- [Exercise directions]:
Please list every line in the listing below that contains the string "incoming". Case counts, so skip lines where it appears only with different capitalization.

- [Records to use]:
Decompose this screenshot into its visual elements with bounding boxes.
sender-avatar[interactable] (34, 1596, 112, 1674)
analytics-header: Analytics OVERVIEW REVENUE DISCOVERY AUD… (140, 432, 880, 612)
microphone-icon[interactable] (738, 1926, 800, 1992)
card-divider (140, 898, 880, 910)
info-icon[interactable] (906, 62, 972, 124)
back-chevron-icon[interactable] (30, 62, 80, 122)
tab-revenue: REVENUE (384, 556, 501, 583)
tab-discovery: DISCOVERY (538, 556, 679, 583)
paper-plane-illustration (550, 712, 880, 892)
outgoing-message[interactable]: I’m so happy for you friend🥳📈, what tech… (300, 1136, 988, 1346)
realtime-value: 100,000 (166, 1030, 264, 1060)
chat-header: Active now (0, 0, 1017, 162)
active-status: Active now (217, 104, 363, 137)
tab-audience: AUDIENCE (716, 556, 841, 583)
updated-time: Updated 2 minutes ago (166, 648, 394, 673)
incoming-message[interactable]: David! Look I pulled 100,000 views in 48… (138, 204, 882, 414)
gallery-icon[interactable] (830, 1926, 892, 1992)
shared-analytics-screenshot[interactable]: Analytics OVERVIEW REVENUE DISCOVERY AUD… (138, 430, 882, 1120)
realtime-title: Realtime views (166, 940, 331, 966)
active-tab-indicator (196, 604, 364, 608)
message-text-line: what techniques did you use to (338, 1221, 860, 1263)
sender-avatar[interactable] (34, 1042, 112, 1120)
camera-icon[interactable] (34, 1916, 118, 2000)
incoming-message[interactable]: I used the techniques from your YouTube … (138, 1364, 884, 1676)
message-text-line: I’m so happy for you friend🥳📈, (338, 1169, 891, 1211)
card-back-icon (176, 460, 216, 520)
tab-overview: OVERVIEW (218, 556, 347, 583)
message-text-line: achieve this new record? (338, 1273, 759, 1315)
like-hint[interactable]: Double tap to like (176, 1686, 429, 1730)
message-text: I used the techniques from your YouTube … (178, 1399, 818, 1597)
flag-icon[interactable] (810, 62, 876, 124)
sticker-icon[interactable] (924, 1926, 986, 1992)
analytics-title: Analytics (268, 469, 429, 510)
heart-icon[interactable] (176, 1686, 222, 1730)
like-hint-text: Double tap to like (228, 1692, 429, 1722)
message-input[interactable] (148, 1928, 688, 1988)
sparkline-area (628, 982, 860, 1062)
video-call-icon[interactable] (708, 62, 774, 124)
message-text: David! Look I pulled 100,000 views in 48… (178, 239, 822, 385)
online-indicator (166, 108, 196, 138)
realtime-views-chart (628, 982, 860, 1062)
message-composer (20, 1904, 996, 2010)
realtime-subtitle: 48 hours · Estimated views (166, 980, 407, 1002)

- [In response]:
incoming-message[interactable]: David! Look I pulled 100,000 views in 48… (138, 204, 882, 414)
incoming-message[interactable]: I used the techniques from your YouTube … (138, 1364, 884, 1676)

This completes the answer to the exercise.